Required task = Retype the lines of data starting at the line containing "scatter-cell [671, 491, 674, 494]" and ending at the line containing "scatter-cell [334, 294, 337, 297]", both included, without any changes.

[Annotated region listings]
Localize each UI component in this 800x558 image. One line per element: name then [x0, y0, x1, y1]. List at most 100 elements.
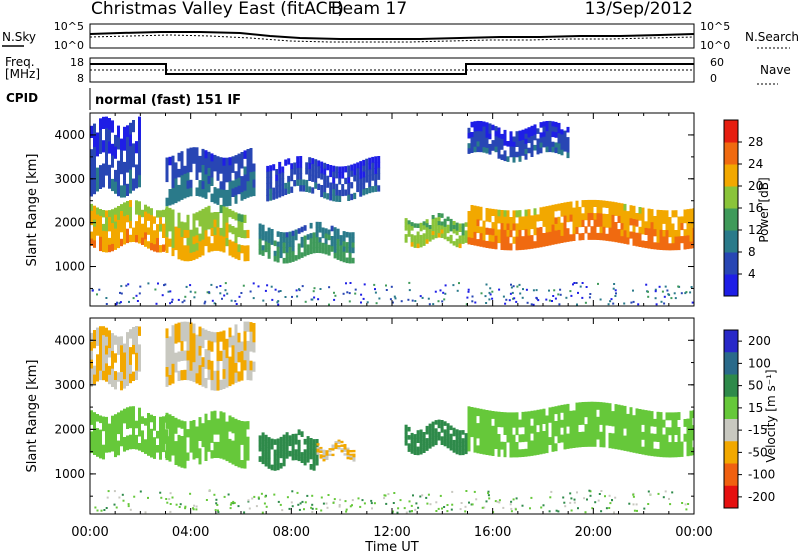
scatter-cell [671, 491, 674, 494]
scatter-cell [584, 409, 588, 418]
scatter-cell [277, 500, 280, 503]
scatter-cell [287, 158, 291, 165]
scatter-cell [516, 285, 519, 288]
scatter-cell [593, 213, 597, 221]
scatter-cell [458, 442, 462, 447]
scatter-cell [413, 438, 417, 443]
scatter-cell [204, 429, 208, 438]
scatter-cell [222, 244, 226, 253]
scatter-cell [348, 292, 351, 295]
scatter-cell [410, 226, 414, 231]
scatter-cell [572, 440, 576, 448]
xtick-label: 20:00 [575, 525, 612, 540]
scatter-cell [554, 230, 558, 238]
scatter-cell [123, 444, 126, 452]
scatter-cell [467, 224, 471, 232]
scatter-cell [650, 433, 654, 442]
scatter-cell [548, 136, 552, 142]
scatter-cell [234, 243, 238, 252]
scatter-cell [183, 436, 187, 446]
scatter-cell [566, 228, 570, 236]
scatter-cell [334, 294, 337, 297]
scatter-cell [428, 237, 432, 242]
scatter-cell [335, 166, 339, 173]
scatter-cell [285, 232, 289, 238]
scatter-cell [456, 289, 459, 292]
scatter-cell [216, 219, 220, 228]
scatter-cell [686, 215, 690, 223]
scatter-cell [569, 208, 573, 216]
scatter-cell [542, 126, 546, 133]
scatter-cell [629, 231, 633, 239]
scatter-cell [123, 216, 126, 224]
scatter-cell [644, 425, 648, 433]
scatter-cell [105, 438, 108, 446]
scatter-cell [308, 168, 312, 176]
scatter-cell [183, 245, 187, 254]
scatter-cell [127, 283, 130, 286]
scatter-cell [226, 292, 229, 295]
scatter-cell [338, 178, 342, 185]
scatter-cell [548, 231, 552, 239]
scatter-cell [557, 427, 561, 436]
scatter-cell [132, 335, 135, 346]
scatter-cell [264, 450, 268, 457]
scatter-cell [126, 367, 129, 378]
scatter-cell [479, 423, 483, 432]
scatter-cell [93, 433, 96, 441]
scatter-cell [671, 243, 675, 251]
scatter-cell [632, 493, 635, 496]
scatter-cell [563, 140, 567, 147]
scatter-cell [519, 292, 522, 295]
scatter-cell [257, 497, 260, 500]
scatter-cell [213, 380, 217, 391]
scatter-cell [608, 494, 611, 497]
scatter-cell [216, 156, 220, 165]
scatter-cell [548, 218, 552, 226]
scatter-cell [237, 371, 241, 382]
scatter-cell [488, 228, 492, 236]
scatter-cell [439, 494, 442, 497]
scatter-cell [446, 236, 450, 242]
scatter-cell [108, 437, 111, 446]
scatter-cell [165, 328, 169, 339]
scatter-cell [117, 226, 120, 235]
scatter-cell [267, 237, 271, 244]
scatter-cell [602, 424, 606, 433]
scatter-cell [494, 411, 498, 420]
scatter-cell [189, 252, 193, 261]
ytick-label: 4000 [54, 333, 85, 347]
scatter-cell [575, 213, 579, 221]
scatter-cell [281, 166, 285, 173]
scatter-cell [506, 230, 510, 238]
scatter-cell [114, 371, 117, 381]
scatter-cell [461, 223, 465, 228]
scatter-cell [297, 429, 301, 436]
scatter-cell [201, 431, 205, 440]
scatter-cell [326, 506, 329, 509]
scatter-cell [551, 406, 555, 415]
scatter-cell [377, 173, 381, 180]
scatter-cell [596, 416, 600, 425]
scatter-cell [617, 412, 621, 420]
scatter-cell [270, 239, 274, 245]
scatter-cell [234, 353, 238, 364]
colorbar-segment [724, 208, 738, 231]
scatter-cell [491, 290, 494, 293]
scatter-cell [346, 291, 349, 294]
scatter-cell [566, 418, 570, 427]
scatter-cell [296, 167, 300, 175]
scatter-cell [215, 286, 218, 289]
scatter-cell [177, 458, 181, 467]
scatter-cell [536, 417, 540, 426]
scatter-cell [234, 212, 238, 221]
scatter-cell [349, 455, 353, 458]
scatter-cell [201, 438, 205, 448]
scatter-cell [312, 465, 316, 471]
scatter-cell [329, 194, 333, 201]
scatter-cell [246, 321, 250, 332]
scatter-cell [500, 223, 504, 231]
scatter-cell [269, 171, 273, 178]
scatter-cell [174, 425, 178, 434]
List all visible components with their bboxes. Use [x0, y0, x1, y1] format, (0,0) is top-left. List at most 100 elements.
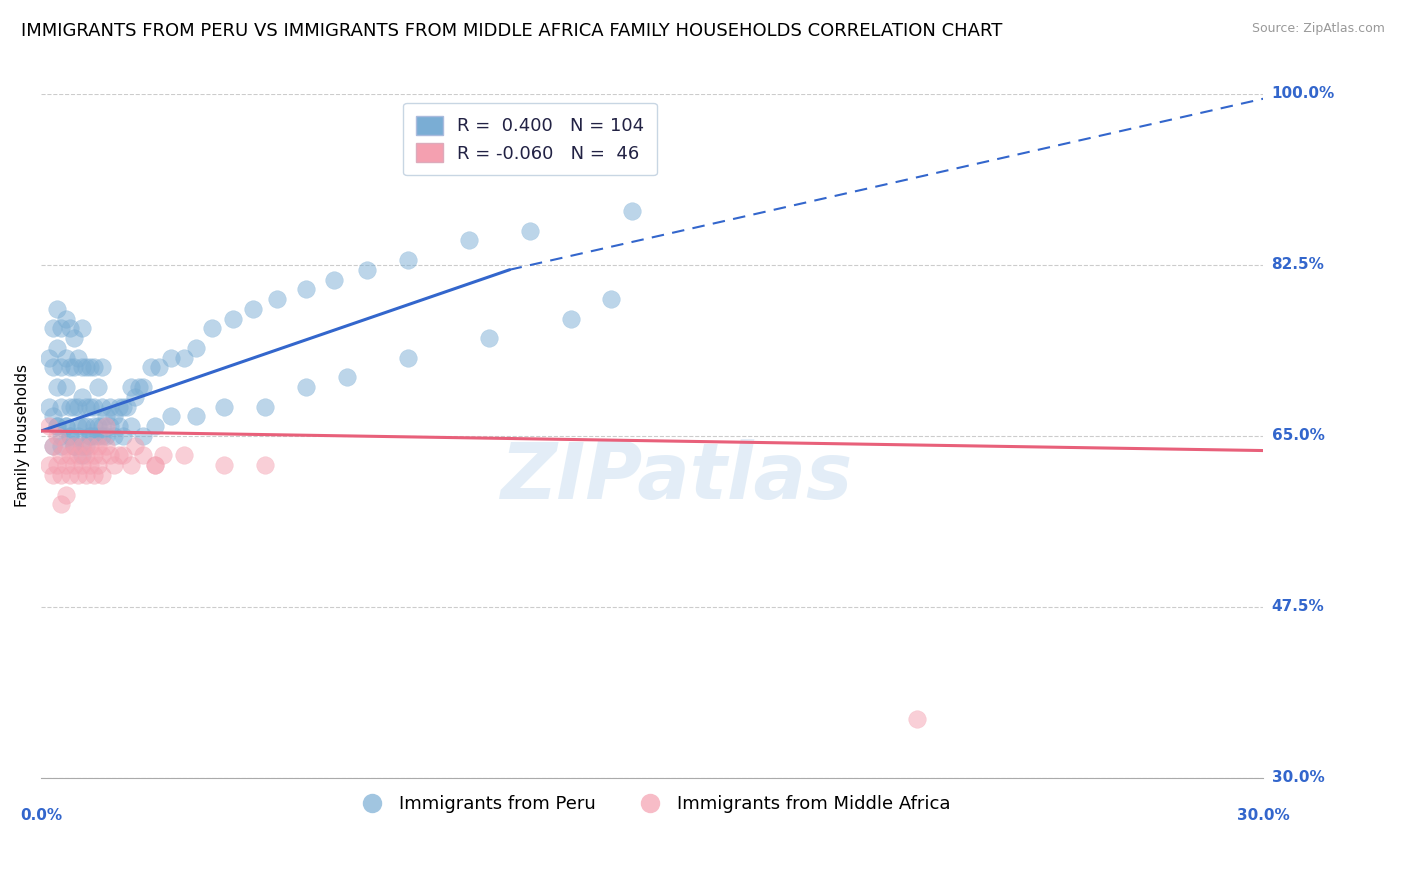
Point	[107, 419, 129, 434]
Point	[96, 429, 118, 443]
Point	[59, 429, 82, 443]
Point	[59, 321, 82, 335]
Point	[70, 439, 93, 453]
Point	[70, 439, 93, 453]
Point	[124, 439, 146, 453]
Point	[478, 331, 501, 345]
Point	[83, 429, 105, 443]
Point	[111, 429, 134, 443]
Point	[79, 400, 101, 414]
Point	[42, 360, 65, 375]
Point	[396, 252, 419, 267]
Point	[59, 429, 82, 443]
Point	[295, 380, 318, 394]
Point	[83, 400, 105, 414]
Point	[83, 467, 105, 482]
Text: 0.0%: 0.0%	[20, 808, 62, 823]
Text: 100.0%: 100.0%	[1271, 87, 1334, 102]
Point	[96, 409, 118, 424]
Point	[107, 449, 129, 463]
Point	[214, 400, 236, 414]
Point	[91, 419, 114, 434]
Point	[143, 458, 166, 473]
Point	[62, 331, 84, 345]
Point	[66, 400, 89, 414]
Point	[66, 429, 89, 443]
Point	[87, 419, 110, 434]
Point	[83, 449, 105, 463]
Text: IMMIGRANTS FROM PERU VS IMMIGRANTS FROM MIDDLE AFRICA FAMILY HOUSEHOLDS CORRELAT: IMMIGRANTS FROM PERU VS IMMIGRANTS FROM …	[21, 22, 1002, 40]
Point	[560, 311, 582, 326]
Point	[143, 458, 166, 473]
Point	[600, 292, 623, 306]
Point	[457, 234, 479, 248]
Point	[132, 449, 155, 463]
Point	[46, 419, 69, 434]
Point	[173, 351, 195, 365]
Point	[70, 458, 93, 473]
Point	[55, 311, 77, 326]
Point	[139, 360, 162, 375]
Point	[51, 429, 73, 443]
Point	[79, 360, 101, 375]
Point	[46, 380, 69, 394]
Text: Source: ZipAtlas.com: Source: ZipAtlas.com	[1251, 22, 1385, 36]
Point	[62, 439, 84, 453]
Legend: Immigrants from Peru, Immigrants from Middle Africa: Immigrants from Peru, Immigrants from Mi…	[347, 788, 957, 821]
Point	[396, 351, 419, 365]
Point	[132, 429, 155, 443]
Point	[103, 409, 125, 424]
Point	[254, 458, 277, 473]
Point	[66, 351, 89, 365]
Point	[42, 321, 65, 335]
Point	[79, 429, 101, 443]
Point	[59, 467, 82, 482]
Point	[111, 400, 134, 414]
Point	[42, 439, 65, 453]
Point	[51, 439, 73, 453]
Point	[184, 409, 207, 424]
Point	[62, 439, 84, 453]
Point	[128, 380, 150, 394]
Point	[62, 439, 84, 453]
Point	[70, 390, 93, 404]
Point	[98, 400, 121, 414]
Point	[214, 458, 236, 473]
Point	[46, 341, 69, 355]
Point	[160, 351, 183, 365]
Point	[83, 360, 105, 375]
Point	[152, 449, 174, 463]
Point	[323, 272, 346, 286]
Text: 30.0%: 30.0%	[1237, 808, 1289, 823]
Point	[46, 419, 69, 434]
Point	[295, 282, 318, 296]
Point	[83, 419, 105, 434]
Point	[51, 467, 73, 482]
Point	[70, 419, 93, 434]
Point	[66, 467, 89, 482]
Point	[173, 449, 195, 463]
Point	[96, 419, 118, 434]
Point	[120, 419, 142, 434]
Point	[38, 458, 60, 473]
Point	[51, 497, 73, 511]
Point	[75, 419, 97, 434]
Point	[55, 439, 77, 453]
Point	[120, 458, 142, 473]
Y-axis label: Family Households: Family Households	[15, 365, 30, 508]
Point	[55, 419, 77, 434]
Point	[70, 321, 93, 335]
Text: 82.5%: 82.5%	[1271, 258, 1324, 272]
Point	[91, 360, 114, 375]
Point	[91, 467, 114, 482]
Point	[124, 390, 146, 404]
Point	[59, 400, 82, 414]
Point	[103, 458, 125, 473]
Point	[79, 429, 101, 443]
Point	[266, 292, 288, 306]
Point	[336, 370, 359, 384]
Point	[115, 400, 138, 414]
Point	[87, 429, 110, 443]
Point	[59, 360, 82, 375]
Point	[51, 449, 73, 463]
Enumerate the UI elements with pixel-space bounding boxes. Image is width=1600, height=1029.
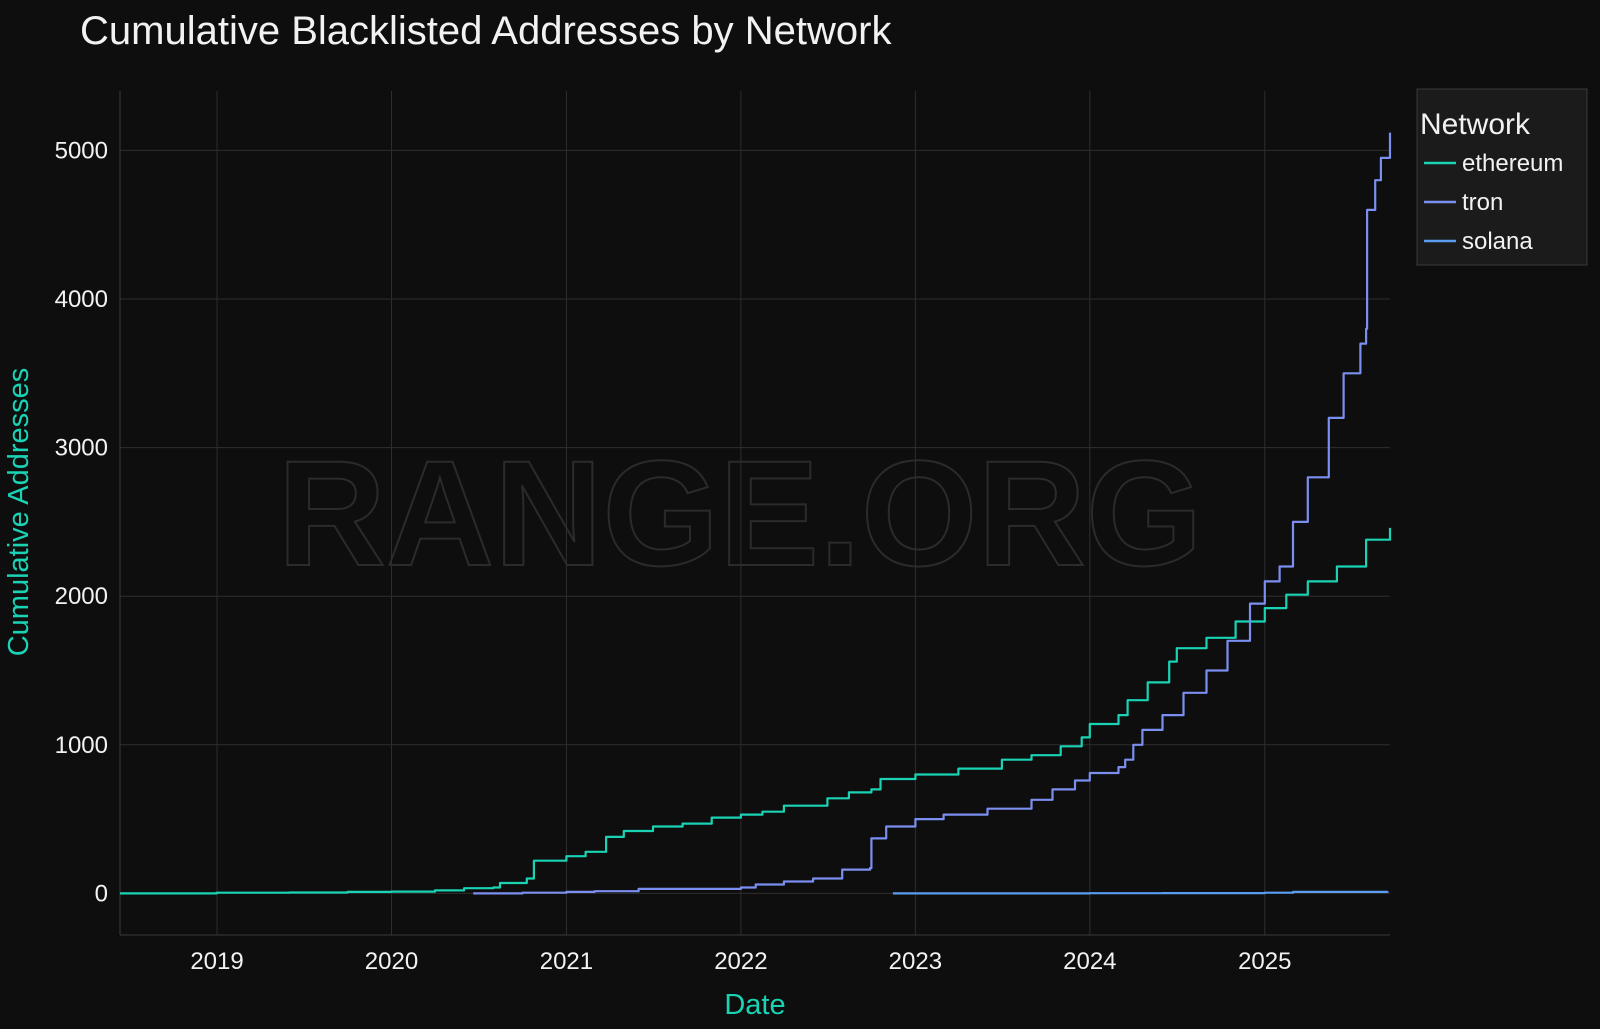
series-line-tron: [473, 132, 1392, 895]
x-tick-label: 2022: [714, 948, 767, 975]
legend[interactable]: Network ethereum tron solana: [1416, 88, 1588, 266]
tick-labels: 0 1000 2000 3000 4000 5000 2019 2020 2021 2022 202…: [55, 137, 1292, 975]
y-tick-label: 5000: [55, 137, 108, 164]
series-lines: [120, 132, 1392, 895]
legend-item-solana[interactable]: solana: [1424, 228, 1533, 255]
watermark-text: RANGE.ORG: [277, 429, 1202, 597]
series-line-solana: [892, 890, 1389, 895]
y-axis-title: Cumulative Addresses: [3, 368, 35, 657]
y-tick-label: 2000: [55, 583, 108, 610]
legend-item-tron[interactable]: tron: [1424, 189, 1503, 216]
legend-box: [1416, 88, 1588, 266]
y-tick-label: 4000: [55, 286, 108, 313]
x-tick-label: 2025: [1238, 948, 1291, 975]
x-tick-label: 2023: [889, 948, 942, 975]
x-tick-label: 2021: [540, 948, 593, 975]
legend-label: tron: [1462, 189, 1503, 216]
x-axis-title: Date: [724, 989, 785, 1021]
chart-title: Cumulative Blacklisted Addresses by Netw…: [80, 9, 892, 53]
legend-item-ethereum[interactable]: ethereum: [1424, 150, 1563, 177]
legend-label: solana: [1462, 228, 1533, 255]
y-tick-label: 3000: [55, 435, 108, 462]
x-tick-label: 2020: [365, 948, 418, 975]
grid: [119, 91, 1390, 936]
x-tick-label: 2024: [1063, 948, 1116, 975]
legend-label: ethereum: [1462, 150, 1563, 177]
series-line-ethereum: [120, 527, 1392, 895]
y-tick-label: 0: [95, 880, 108, 907]
x-tick-label: 2019: [190, 948, 243, 975]
y-tick-label: 1000: [55, 732, 108, 759]
legend-title: Network: [1420, 108, 1531, 141]
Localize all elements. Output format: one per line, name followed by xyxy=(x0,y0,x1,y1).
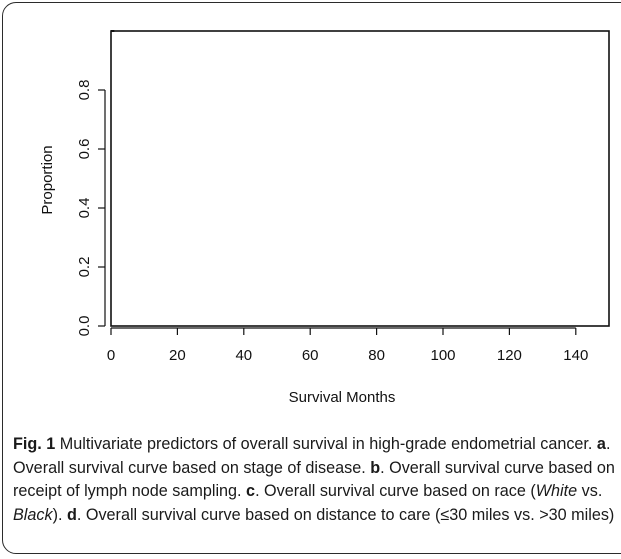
x-tick-label: 80 xyxy=(368,347,385,364)
y-tick-label: 0.8 xyxy=(76,80,93,101)
x-tick-label: 140 xyxy=(563,347,588,364)
x-tick-label: 120 xyxy=(497,347,522,364)
caption-c-white: White xyxy=(535,482,578,501)
caption-c-text-1: . Overall survival curve based on race ( xyxy=(255,482,536,501)
caption-c-black: Black xyxy=(13,505,53,524)
x-tick-label: 0 xyxy=(107,347,115,364)
x-axis: 0 20 40 60 80 100 120 140 xyxy=(107,327,588,364)
caption-d-label: d xyxy=(66,505,77,524)
caption-b-label: b xyxy=(370,458,381,477)
y-axis-title: Proportion xyxy=(39,145,56,214)
caption-c-label: c xyxy=(246,482,256,501)
x-tick-label: 60 xyxy=(302,347,319,364)
y-tick-label: 0.6 xyxy=(76,139,93,160)
x-tick-label: 40 xyxy=(235,347,252,364)
x-tick-label: 20 xyxy=(169,347,186,364)
x-axis-title: Survival Months xyxy=(289,389,396,406)
survival-chart: 0 20 40 60 80 100 120 140 0.0 0.2 0.4 0.6 0.8 Survi… xyxy=(39,30,610,406)
x-tick-label: 100 xyxy=(430,347,455,364)
caption-a-label: a xyxy=(596,435,606,453)
caption-c-text-2: ). xyxy=(52,505,67,524)
caption-c-vs: vs. xyxy=(577,482,603,501)
caption-d-text: . Overall survival curve based on distan… xyxy=(76,505,615,524)
caption-intro: Multivariate predictors of overall survi… xyxy=(55,435,597,453)
plot-frame xyxy=(110,30,610,327)
y-tick-label: 0.4 xyxy=(76,198,93,219)
caption-fig-label: Fig. 1 xyxy=(13,435,56,453)
caption-a-text: . Overall survival curve based on stage … xyxy=(13,435,611,477)
caption-b-text: . Overall survival curve based on receip… xyxy=(13,458,615,501)
y-axis: 0.0 0.2 0.4 0.6 0.8 xyxy=(76,80,106,337)
y-tick-label: 0.0 xyxy=(76,316,93,337)
y-tick-label: 0.2 xyxy=(76,257,93,278)
figure-caption: Fig. 1 Multivariate predictors of overal… xyxy=(13,433,618,527)
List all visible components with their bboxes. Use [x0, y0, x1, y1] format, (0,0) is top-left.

Reply =
scatter-cell [671, 491, 674, 494]
scatter-cell [584, 409, 588, 418]
scatter-cell [277, 500, 280, 503]
scatter-cell [287, 158, 291, 165]
scatter-cell [516, 285, 519, 288]
scatter-cell [593, 213, 597, 221]
scatter-cell [458, 442, 462, 447]
scatter-cell [413, 438, 417, 443]
scatter-cell [204, 429, 208, 438]
scatter-cell [222, 244, 226, 253]
scatter-cell [348, 292, 351, 295]
scatter-cell [410, 226, 414, 231]
scatter-cell [572, 440, 576, 448]
xtick-label: 20:00 [575, 525, 612, 540]
scatter-cell [554, 230, 558, 238]
scatter-cell [123, 444, 126, 452]
scatter-cell [467, 224, 471, 232]
scatter-cell [650, 433, 654, 442]
scatter-cell [548, 136, 552, 142]
scatter-cell [234, 243, 238, 252]
scatter-cell [183, 436, 187, 446]
scatter-cell [566, 228, 570, 236]
scatter-cell [334, 294, 337, 297]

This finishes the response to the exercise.